→ What is asked
From the listing below, pick out each line with the word "Lecture".

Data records
════

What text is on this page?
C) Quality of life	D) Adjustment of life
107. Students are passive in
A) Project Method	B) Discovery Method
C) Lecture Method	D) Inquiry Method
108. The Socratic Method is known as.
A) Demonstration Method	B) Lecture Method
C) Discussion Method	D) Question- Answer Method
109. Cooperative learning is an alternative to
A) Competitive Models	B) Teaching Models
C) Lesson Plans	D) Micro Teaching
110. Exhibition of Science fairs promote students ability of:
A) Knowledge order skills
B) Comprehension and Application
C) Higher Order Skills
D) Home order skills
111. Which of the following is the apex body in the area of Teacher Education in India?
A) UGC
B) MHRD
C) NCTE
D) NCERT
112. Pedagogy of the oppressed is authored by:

════

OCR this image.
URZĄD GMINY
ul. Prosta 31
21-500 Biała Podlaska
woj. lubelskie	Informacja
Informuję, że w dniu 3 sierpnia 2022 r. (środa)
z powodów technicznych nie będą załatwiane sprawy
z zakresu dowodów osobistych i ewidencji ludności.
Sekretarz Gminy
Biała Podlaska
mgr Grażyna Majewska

════

→ Output for this exercise
C) Lecture Method	D) Inquiry Method
A) Demonstration Method	B) Lecture Method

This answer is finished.